■ Saved data entries:
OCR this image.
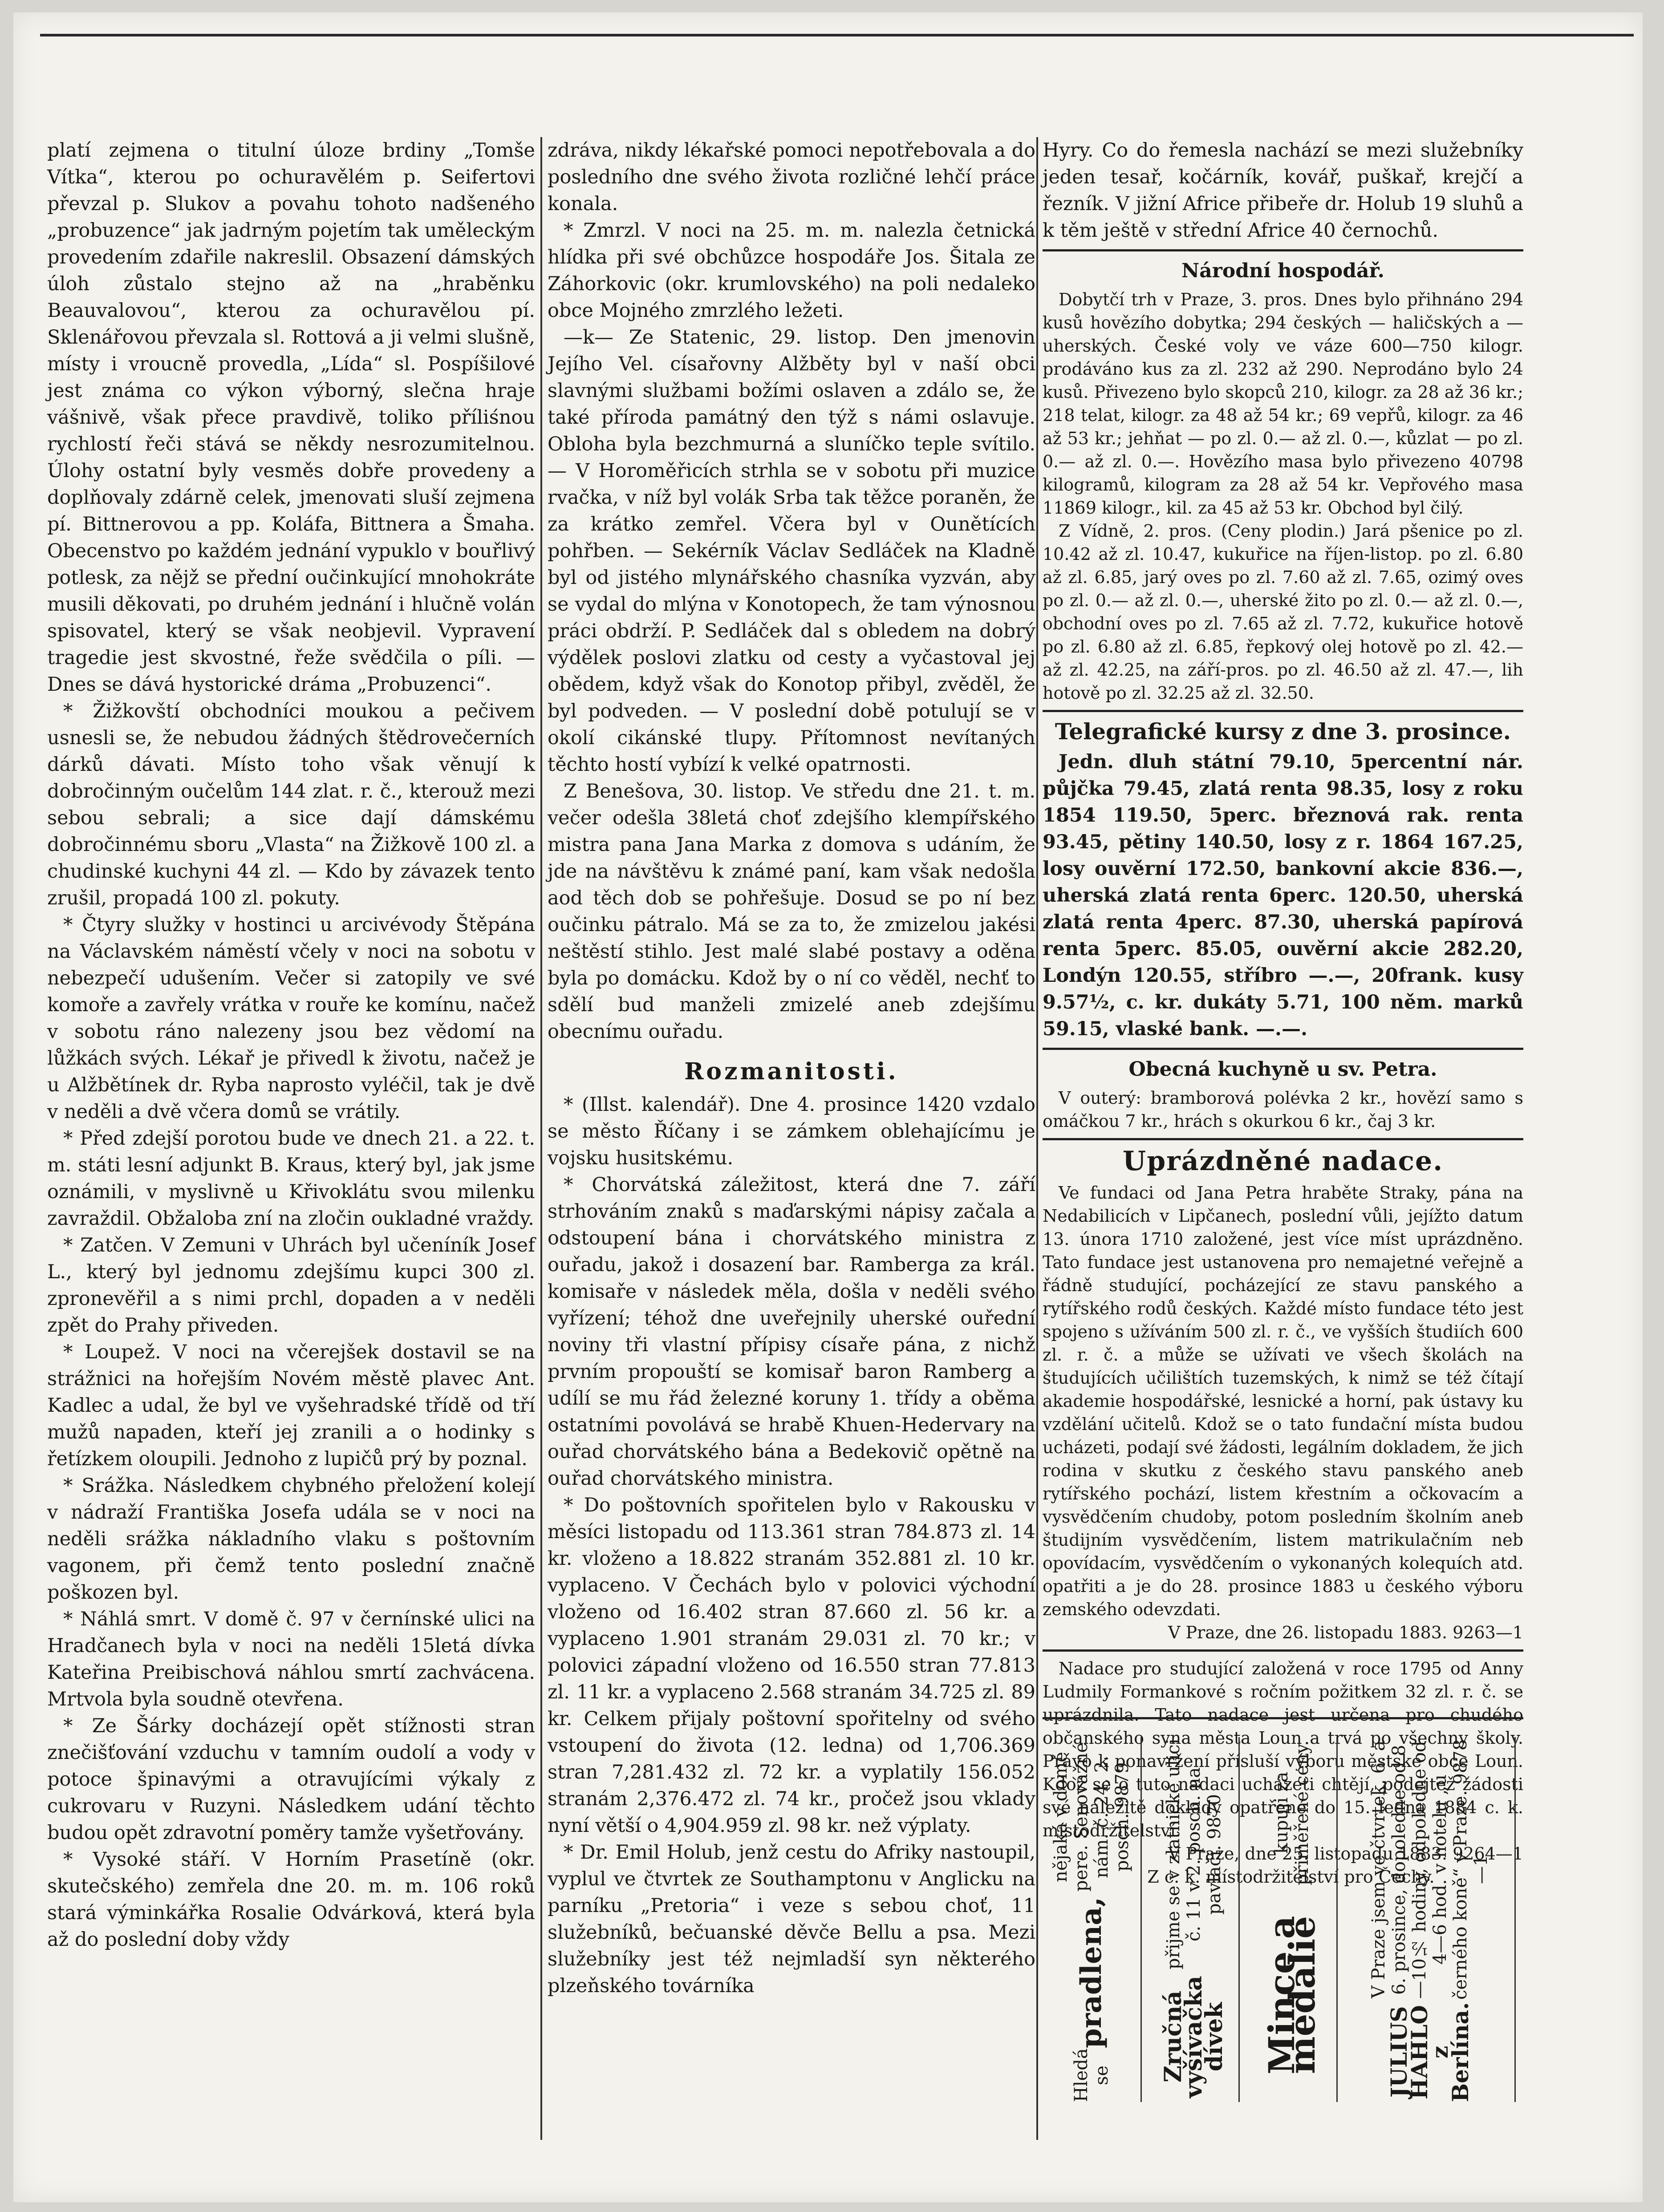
platí zejmena o titulní úloze brdiny „Tomše Vítka“, kterou po ochuravělém p. Seifertovi převzal p. Slukov a povahu tohoto nadšeného „probuzence“ jak jadrným pojetím tak uměleckým provedením zdařile nakreslil. Obsazení dámských úloh zůstalo stejno až na „hraběnku Beauvalovou“, kterou za ochuravělou pí. Sklenářovou převzala sl. Rottová a ji velmi slušně, místy i vroucně provedla, „Lída“ sl. Pospíšilové jest známa co výkon výborný, slečna hraje vášnivě, však přece pravdivě, toliko příliśnou rychlostí řeči stává se někdy nesrozumitelnou. Úlohy ostatní byly vesměs dobře provedeny a doplňovaly zdárně celek, jmenovati sluší zejmena pí. Bittnerovou a pp. Koláfa, Bittnera a Šmaha. Obecenstvo po každém jednání vypuklo v bouřlivý potlesk, za nějž se přední oučinkující mnohokráte musili děkovati, po druhém jednání i hlučně volán spisovatel, který se však neobjevil. Vypravení tragedie jest skvostné, řeže svědčila o píli. — Dnes se dává hystorické dráma „Probuzenci“.

* Žižkovští obchodníci moukou a pečivem usnesli se, že nebudou žádných štědrovečerních dárků dávati. Místo toho však věnují k dobročinným oučelům 144 zlat. r. č., kterouž mezi sebou sebrali; a sice dají dámskému dobročinnému sboru „Vlasta“ na Žižkově 100 zl. a chudinské kuchyni 44 zl. — Kdo by závazek tento zrušil, propadá 100 zl. pokuty.

* Čtyry služky v hostinci u arcivévody Štěpána na Václavském náměstí včely v noci na sobotu v nebezpečí udušením. Večer si zatopily ve své komoře a zavřely vrátka v rouře ke komínu, načež v sobotu ráno nalezeny jsou bez vědomí na lůžkách svých. Lékař je přivedl k životu, načež je u Alžbětínek dr. Ryba naprosto vyléčil, tak je dvě v neděli a dvě včera domů se vrátily.

* Před zdejší porotou bude ve dnech 21. a 22. t. m. státi lesní adjunkt B. Kraus, který byl, jak jsme oznámili, v myslivně u Křivoklátu svou milenku zavraždil. Obžaloba zní na zločin oukladné vraždy.

* Zatčen. V Zemuni v Uhrách byl učeníník Josef L., který byl jednomu zdejšímu kupci 300 zl. zpronevěřil a s nimi prchl, dopaden a v neděli zpět do Prahy přiveden.

* Loupež. V noci na včerejšek dostavil se na strážnici na hořejším Novém městě plavec Ant. Kadlec a udal, že byl ve vyšehradské třídě od tří mužů napaden, kteří jej zranili a o hodinky s řetízkem oloupili. Jednoho z lupičů prý by poznal.

* Srážka. Následkem chybného přeložení kolejí v nádraží Františka Josefa udála se v noci na neděli srážka nákladního vlaku s poštovním vagonem, při čemž tento poslední značně poškozen byl.

* Náhlá smrt. V domě č. 97 v černínské ulici na Hradčanech byla v noci na neděli 15letá dívka Kateřina Preibischová náhlou smrtí zachvácena. Mrtvola byla soudně otevřena.

* Ze Šárky docházejí opět stížnosti stran znečišťování vzduchu v tamním oudolí a vody v potoce špinavými a otravujícími výkaly z cukrovaru v Ruzyni. Následkem udání těchto budou opět zdravotní poměry tamže vyšetřovány.

* Vysoké stáří. V Horním Prasetíně (okr. skutečského) zemřela dne 20. m. m. 106 roků stará výminkářka Rosalie Odvárková, která byla až do poslední doby vždy

zdráva, nikdy lékařské pomoci nepotřebovala a do posledního dne svého života rozličné lehčí práce konala.

* Zmrzl. V noci na 25. m. m. nalezla četnická hlídka při své obchůzce hospodáře Jos. Šitala ze Záhorkovic (okr. krumlovského) na poli nedaleko obce Mojného zmrzlého ležeti.

—k— Ze Statenic, 29. listop. Den jmenovin Jejího Vel. císařovny Alžběty byl v naší obci slavnými službami božími oslaven a zdálo se, že také příroda památný den týž s námi oslavuje. Obloha byla bezchmurná a sluníčko teple svítilo. — V Horoměřicích strhla se v sobotu při muzice rvačka, v níž byl volák Srba tak těžce poraněn, že za krátko zemřel. Včera byl v Ounětících pohřben. — Sekérník Václav Sedláček na Kladně byl od jistého mlynářského chasníka vyzván, aby se vydal do mlýna v Konotopech, že tam výnosnou práci obdrží. P. Sedláček dal s obledem na dobrý výdělek poslovi zlatku od cesty a vyčastoval jej obědem, když však do Konotop přibyl, zvěděl, že byl podveden. — V poslední době potulují se v okolí cikánské tlupy. Přítomnost nevítaných těchto hostí vybízí k velké opatrnosti.

Z Benešova, 30. listop. Ve středu dne 21. t. m. večer odešla 38letá choť zdejšího klempířského mistra pana Jana Marka z domova s udáním, že jde na návštěvu k známé paní, kam však nedošla aod těch dob se pohřešuje. Dosud se po ní bez oučinku pátralo. Má se za to, že zmizelou jakési neštěstí stihlo. Jest malé slabé postavy a oděna byla po domácku. Kdož by o ní co věděl, nechť to sdělí bud manželi zmizelé aneb zdejšímu obecnímu ouřadu.

Rozmanitosti.

* (Illst. kalendář). Dne 4. prosince 1420 vzdalo se město Říčany i se zámkem oblehajícímu je vojsku husitskému.

* Chorvátská záležitost, která dne 7. září strhováním znaků s maďarskými nápisy začala a odstoupení bána i chorvátského ministra z ouřadu, jakož i dosazení bar. Ramberga za král. komisaře v následek měla, došla v neděli svého vyřízení; téhož dne uveřejnily uherské ouřední noviny tři vlastní přípisy císaře pána, z nichž prvním propouští se komisař baron Ramberg a udílí se mu řád železné koruny 1. třídy a oběma ostatními povolává se hrabě Khuen-Hedervary na ouřad chorvátského bána a Bedekovič opětně na ouřad chorvátského ministra.

* Do poštovních spořitelen bylo v Rakousku v měsíci listopadu od 113.361 stran 784.873 zl. 14 kr. vloženo a 18.822 stranám 352.881 zl. 10 kr. vyplaceno. V Čechách bylo v polovici východní vloženo od 16.402 stran 87.660 zl. 56 kr. a vyplaceno 1.901 stranám 29.031 zl. 70 kr.; v polovici západní vloženo od 16.550 stran 77.813 zl. 11 kr. a vyplaceno 2.568 stranám 34.725 zl. 89 kr. Celkem přijaly poštovní spořitelny od svého vstoupení do života (12. ledna) od 1,706.369 stran 7,281.432 zl. 72 kr. a vyplatily 156.052 stranám 2,376.472 zl. 74 kr., pročež jsou vklady nyní větší o 4,904.959 zl. 98 kr. než výplaty.

* Dr. Emil Holub, jenž cestu do Afriky nastoupil, vyplul ve čtvrtek ze Southamptonu v Anglicku na parníku „Pretoria“ i veze s sebou choť, 11 služebníků, bečuanské děvče Bellu a psa. Mezi služebníky jest též nejmladší syn některého plzeňského továrníka

Hyry. Co do řemesla nachází se mezi služebníky jeden tesař, kočárník, kovář, puškař, krejčí a řezník. V jižní Africe přibeře dr. Holub 19 sluhů a k těm ještě v střední Africe 40 černochů.

Národní hospodář.

Dobytčí trh v Praze, 3. pros. Dnes bylo přihnáno 294 kusů hovězího dobytka; 294 českých — haličských a — uherských. České voly ve váze 600—750 kilogr. prodáváno kus za zl. 232 až 290. Neprodáno bylo 24 kusů. Přivezeno bylo skopců 210, kilogr. za 28 až 36 kr.; 218 telat, kilogr. za 48 až 54 kr.; 69 vepřů, kilogr. za 46 až 53 kr.; jehňat — po zl. 0.— až zl. 0.—, kůzlat — po zl. 0.— až zl. 0.—. Hovězího masa bylo přivezeno 40798 kilogramů, kilogram za 28 až 54 kr. Vepřového masa 11869 kilogr., kil. za 45 až 53 kr. Obchod byl čilý.

Z Vídně, 2. pros. (Ceny plodin.) Jará pšenice po zl. 10.42 až zl. 10.47, kukuřice na říjen-listop. po zl. 6.80 až zl. 6.85, jarý oves po zl. 7.60 až zl. 7.65, ozimý oves po zl. 0.— až zl. 0.—, uherské žito po zl. 0.— až zl. 0.—, obchodní oves po zl. 7.65 až zl. 7.72, kukuřice hotově po zl. 6.80 až zl. 6.85, řepkový olej hotově po zl. 42.— až zl. 42.25, na září-pros. po zl. 46.50 až zl. 47.—, lih hotově po zl. 32.25 až zl. 32.50.

Telegrafické kursy z dne 3. prosince.

Jedn. dluh státní 79.10, 5percentní nár. půjčka 79.45, zlatá renta 98.35, losy z roku 1854 119.50, 5perc. březnová rak. renta 93.45, pětiny 140.50, losy z r. 1864 167.25, losy ouvěrní 172.50, bankovní akcie 836.—, uherská zlatá renta 6perc. 120.50, uherská zlatá renta 4perc. 87.30, uherská papírová renta 5perc. 85.05, ouvěrní akcie 282.20, Londýn 120.55, stříbro —.—, 20frank. kusy 9.57½, c. kr. dukáty 5.71, 100 něm. marků 59.15, vlaské bank. —.—.

Obecná kuchyně u sv. Petra.

V outerý: bramborová polévka 2 kr., hovězí samo s omáčkou 7 kr., hrách s okurkou 6 kr., čaj 3 kr.

Uprázdněné nadace.

Ve fundaci od Jana Petra hraběte Straky, pána na Nedabilicích v Lipčanech, poslední vůli, jejížto datum 13. února 1710 založené, jest více míst uprázdněno. Tato fundace jest ustanovena pro nemajetné veřejně a řádně studující, pocházející ze stavu panského a rytířského rodů českých. Každé místo fundace této jest spojeno s užíváním 500 zl. r. č., ve vyšších študiích 600 zl. r. č. a může se užívati ve všech školách na študujících učilištích tuzemských, k nimž se též čítají akademie hospodářské, lesnické a horní, pak ústavy ku vzdělání učitelů. Kdož se o tato fundační místa budou ucházeti, podají své žádosti, legálním dokladem, že jich rodina v skutku z českého stavu panského aneb rytířského pochází, listem křestním a očkovacím a vysvědčením chudoby, potom posledním školním aneb študijním vysvědčením, listem matrikulačním neb opovídacím, vysvědčením o vykonaných kolequích atd. opatřiti a je do 28. prosince 1883 u českého výboru zemského odevzdati.

V Praze, dne 26. listopadu 1883. 9263—1

Nadace pro studující založená v roce 1795 od Anny Ludmily Formankové s ročním požitkem 32 zl. r. č. se uprázdnila. Tato nadace jest určena pro chudého občanského syna města Loun a trvá po všechny školy. Právo k ponavržení přísluší výboru městské obce Loun. Kdož se o tuto nadaci ucházeti chtějí, podejtež žádosti své náležitě doklady opatřené do 15. ledna 1884 c. k. místodržitelství.

V Praze, dne 25. listopadu 1883. 9264—1

Z c. k. místodržitelství pro Čechy.

Hledá se

pradlena,

nějaká v domě pere. Senovážné nám. č. 24, 2. posch. 9879
Zručná vyšívačka dívek

přijme se v zlatnické ulici č. 11 v 2. posch. na pavlači. 9870
Mince a medalie

kupuji za přiměřené ceny.
JULIUS HAHLO z Berlína.

V Praze jsem ve čtvrtek, 6. a 6. prosince, dopoledne od 8—10½ hodiny, odpoledne od 4—6 hod. v hotelu „u černého koně“ v Praze. 9878—1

■ PROBLEM DESCRIPTION: Take every line that includes the string "ulici" and copy it.

■ EXERCISE SOLUTION:
* Náhlá smrt. V domě č. 97 v černínské ulici na Hradčanech byla v noci na neděli 15letá dívka Kateřina Preibischová náhlou smrtí zachvácena. Mrtvola byla soudně otevřena.
přijme se v zlatnické ulici č. 11 v 2. posch. na pavlači. 9870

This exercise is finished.